start Records for this task
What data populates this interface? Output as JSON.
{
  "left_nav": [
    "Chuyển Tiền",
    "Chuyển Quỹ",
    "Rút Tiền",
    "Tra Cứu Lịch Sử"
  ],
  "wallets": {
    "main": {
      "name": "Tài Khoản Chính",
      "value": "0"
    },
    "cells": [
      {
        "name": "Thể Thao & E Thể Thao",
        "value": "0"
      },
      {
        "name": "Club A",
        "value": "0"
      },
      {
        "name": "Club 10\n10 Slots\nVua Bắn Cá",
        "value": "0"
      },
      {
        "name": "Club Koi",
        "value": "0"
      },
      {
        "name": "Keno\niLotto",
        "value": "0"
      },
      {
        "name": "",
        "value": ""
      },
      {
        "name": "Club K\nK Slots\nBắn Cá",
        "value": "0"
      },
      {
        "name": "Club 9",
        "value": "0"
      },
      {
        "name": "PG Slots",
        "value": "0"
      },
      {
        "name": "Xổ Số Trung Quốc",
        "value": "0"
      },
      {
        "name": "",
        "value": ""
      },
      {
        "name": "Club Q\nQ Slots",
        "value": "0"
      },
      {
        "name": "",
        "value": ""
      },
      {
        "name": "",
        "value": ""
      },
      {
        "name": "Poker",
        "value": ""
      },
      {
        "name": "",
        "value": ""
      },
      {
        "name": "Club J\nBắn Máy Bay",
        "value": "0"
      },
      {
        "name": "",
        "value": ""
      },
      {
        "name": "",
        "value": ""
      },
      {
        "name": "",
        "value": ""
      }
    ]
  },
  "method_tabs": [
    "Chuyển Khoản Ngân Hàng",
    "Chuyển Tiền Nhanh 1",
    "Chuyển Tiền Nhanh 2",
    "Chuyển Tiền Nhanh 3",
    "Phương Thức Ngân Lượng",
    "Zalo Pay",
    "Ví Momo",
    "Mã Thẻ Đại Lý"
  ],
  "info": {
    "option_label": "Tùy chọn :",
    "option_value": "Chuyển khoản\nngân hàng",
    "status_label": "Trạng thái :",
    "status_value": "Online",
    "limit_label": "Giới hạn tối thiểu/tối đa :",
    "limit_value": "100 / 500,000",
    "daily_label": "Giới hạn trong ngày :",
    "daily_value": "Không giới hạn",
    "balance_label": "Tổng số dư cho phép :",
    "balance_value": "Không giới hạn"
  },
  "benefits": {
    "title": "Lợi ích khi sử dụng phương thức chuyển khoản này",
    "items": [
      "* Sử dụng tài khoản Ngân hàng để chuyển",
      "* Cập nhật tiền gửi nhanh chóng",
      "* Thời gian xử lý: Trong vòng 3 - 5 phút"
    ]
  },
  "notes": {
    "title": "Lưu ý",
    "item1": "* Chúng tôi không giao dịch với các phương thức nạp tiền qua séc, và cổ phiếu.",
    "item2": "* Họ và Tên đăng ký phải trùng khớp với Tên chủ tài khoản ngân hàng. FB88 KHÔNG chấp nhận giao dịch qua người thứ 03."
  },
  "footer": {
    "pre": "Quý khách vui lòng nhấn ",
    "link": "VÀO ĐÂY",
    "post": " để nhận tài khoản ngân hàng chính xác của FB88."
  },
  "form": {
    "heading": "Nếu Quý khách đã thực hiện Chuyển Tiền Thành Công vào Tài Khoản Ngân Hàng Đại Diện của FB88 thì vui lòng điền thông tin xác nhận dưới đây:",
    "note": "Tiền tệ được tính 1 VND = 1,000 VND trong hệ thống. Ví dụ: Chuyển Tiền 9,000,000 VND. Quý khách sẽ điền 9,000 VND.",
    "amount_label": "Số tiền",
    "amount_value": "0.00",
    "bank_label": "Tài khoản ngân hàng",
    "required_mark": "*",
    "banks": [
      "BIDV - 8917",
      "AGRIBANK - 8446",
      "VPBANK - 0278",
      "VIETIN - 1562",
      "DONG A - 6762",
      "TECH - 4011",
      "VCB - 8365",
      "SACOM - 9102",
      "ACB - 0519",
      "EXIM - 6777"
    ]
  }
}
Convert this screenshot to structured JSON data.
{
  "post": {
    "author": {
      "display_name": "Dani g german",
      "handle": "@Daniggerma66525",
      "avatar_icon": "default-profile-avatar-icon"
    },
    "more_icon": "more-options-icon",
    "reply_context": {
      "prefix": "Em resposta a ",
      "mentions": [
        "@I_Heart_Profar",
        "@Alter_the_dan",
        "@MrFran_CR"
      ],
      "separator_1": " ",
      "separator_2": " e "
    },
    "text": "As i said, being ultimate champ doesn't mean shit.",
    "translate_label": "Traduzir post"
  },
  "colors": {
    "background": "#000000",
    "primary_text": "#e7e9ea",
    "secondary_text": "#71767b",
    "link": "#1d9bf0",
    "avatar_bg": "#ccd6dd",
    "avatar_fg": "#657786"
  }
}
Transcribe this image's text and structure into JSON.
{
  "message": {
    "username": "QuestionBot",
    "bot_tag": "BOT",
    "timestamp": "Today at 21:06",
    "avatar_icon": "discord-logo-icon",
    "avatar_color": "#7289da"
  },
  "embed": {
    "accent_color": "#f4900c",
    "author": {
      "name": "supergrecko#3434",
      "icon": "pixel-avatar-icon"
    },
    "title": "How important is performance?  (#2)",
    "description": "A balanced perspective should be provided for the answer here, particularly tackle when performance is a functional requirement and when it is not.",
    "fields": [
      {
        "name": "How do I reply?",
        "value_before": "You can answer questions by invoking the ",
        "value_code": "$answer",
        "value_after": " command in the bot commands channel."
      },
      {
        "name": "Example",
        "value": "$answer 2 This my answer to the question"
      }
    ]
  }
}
end Records for this task
Output all of the material exactly as written.

» **Response to the task**:
What data populates this interface? Output as JSON.
{
  "left_nav": [
    "Chuyển Tiền",
    "Chuyển Quỹ",
    "Rút Tiền",
    "Tra Cứu Lịch Sử"
  ],
  "wallets": {
    "main": {
      "name": "Tài Khoản Chính",
      "value": "0"
    },
    "cells": [
      {
        "name": "Thể Thao & E Thể Thao",
        "value": "0"
      },
      {
        "name": "Club A",
        "value": "0"
      },
      {
        "name": "Club 10\n10 Slots\nVua Bắn Cá",
        "value": "0"
      },
      {
        "name": "Club Koi",
        "value": "0"
      },
      {
        "name": "Keno\niLotto",
        "value": "0"
      },
      {
        "name": "",
        "value": ""
      },
      {
        "name": "Club K\nK Slots\nBắn Cá",
        "value": "0"
      },
      {
        "name": "Club 9",
        "value": "0"
      },
      {
        "name": "PG Slots",
        "value": "0"
      },
      {
        "name": "Xổ Số Trung Quốc",
        "value": "0"
      },
      {
        "name": "",
        "value": ""
      },
      {
        "name": "Club Q\nQ Slots",
        "value": "0"
      },
      {
        "name": "",
        "value": ""
      },
      {
        "name": "",
        "value": ""
      },
      {
        "name": "Poker",
        "value": ""
      },
      {
        "name": "",
        "value": ""
      },
      {
        "name": "Club J\nBắn Máy Bay",
        "value": "0"
      },
      {
        "name": "",
        "value": ""
      },
      {
        "name": "",
        "value": ""
      },
      {
        "name": "",
        "value": ""
      }
    ]
  },
  "method_tabs": [
    "Chuyển Khoản Ngân Hàng",
    "Chuyển Tiền Nhanh 1",
    "Chuyển Tiền Nhanh 2",
    "Chuyển Tiền Nhanh 3",
    "Phương Thức Ngân Lượng",
    "Zalo Pay",
    "Ví Momo",
    "Mã Thẻ Đại Lý"
  ],
  "info": {
    "option_label": "Tùy chọn :",
    "option_value": "Chuyển khoản\nngân hàng",
    "status_label": "Trạng thái :",
    "status_value": "Online",
    "limit_label": "Giới hạn tối thiểu/tối đa :",
    "limit_value": "100 / 500,000",
    "daily_label": "Giới hạn trong ngày :",
    "daily_value": "Không giới hạn",
    "balance_label": "Tổng số dư cho phép :",
    "balance_value": "Không giới hạn"
  },
  "benefits": {
    "title": "Lợi ích khi sử dụng phương thức chuyển khoản này",
    "items": [
      "* Sử dụng tài khoản Ngân hàng để chuyển",
      "* Cập nhật tiền gửi nhanh chóng",
      "* Thời gian xử lý: Trong vòng 3 - 5 phút"
    ]
  },
  "notes": {
    "title": "Lưu ý",
    "item1": "* Chúng tôi không giao dịch với các phương thức nạp tiền qua séc, và cổ phiếu.",
    "item2": "* Họ và Tên đăng ký phải trùng khớp với Tên chủ tài khoản ngân hàng. FB88 KHÔNG chấp nhận giao dịch qua người thứ 03."
  },
  "footer": {
    "pre": "Quý khách vui lòng nhấn ",
    "link": "VÀO ĐÂY",
    "post": " để nhận tài khoản ngân hàng chính xác của FB88."
  },
  "form": {
    "heading": "Nếu Quý khách đã thực hiện Chuyển Tiền Thành Công vào Tài Khoản Ngân Hàng Đại Diện của FB88 thì vui lòng điền thông tin xác nhận dưới đây:",
    "note": "Tiền tệ được tính 1 VND = 1,000 VND trong hệ thống. Ví dụ: Chuyển Tiền 9,000,000 VND. Quý khách sẽ điền 9,000 VND.",
    "amount_label": "Số tiền",
    "amount_value": "0.00",
    "bank_label": "Tài khoản ngân hàng",
    "required_mark": "*",
    "banks": [
      "BIDV - 8917",
      "AGRIBANK - 8446",
      "VPBANK - 0278",
      "VIETIN - 1562",
      "DONG A - 6762",
      "TECH - 4011",
      "VCB - 8365",
      "SACOM - 9102",
      "ACB - 0519",
      "EXIM - 6777"
    ]
  }
}
Convert this screenshot to structured JSON data.
{
  "post": {
    "author": {
      "display_name": "Dani g german",
      "handle": "@Daniggerma66525",
      "avatar_icon": "default-profile-avatar-icon"
    },
    "more_icon": "more-options-icon",
    "reply_context": {
      "prefix": "Em resposta a ",
      "mentions": [
        "@I_Heart_Profar",
        "@Alter_the_dan",
        "@MrFran_CR"
      ],
      "separator_1": " ",
      "separator_2": " e "
    },
    "text": "As i said, being ultimate champ doesn't mean shit.",
    "translate_label": "Traduzir post"
  },
  "colors": {
    "background": "#000000",
    "primary_text": "#e7e9ea",
    "secondary_text": "#71767b",
    "link": "#1d9bf0",
    "avatar_bg": "#ccd6dd",
    "avatar_fg": "#657786"
  }
}
Transcribe this image's text and structure into JSON.
{
  "message": {
    "username": "QuestionBot",
    "bot_tag": "BOT",
    "timestamp": "Today at 21:06",
    "avatar_icon": "discord-logo-icon",
    "avatar_color": "#7289da"
  },
  "embed": {
    "accent_color": "#f4900c",
    "author": {
      "name": "supergrecko#3434",
      "icon": "pixel-avatar-icon"
    },
    "title": "How important is performance?  (#2)",
    "description": "A balanced perspective should be provided for the answer here, particularly tackle when performance is a functional requirement and when it is not.",
    "fields": [
      {
        "name": "How do I reply?",
        "value_before": "You can answer questions by invoking the ",
        "value_code": "$answer",
        "value_after": " command in the bot commands channel."
      },
      {
        "name": "Example",
        "value": "$answer 2 This my answer to the question"
      }
    ]
  }
}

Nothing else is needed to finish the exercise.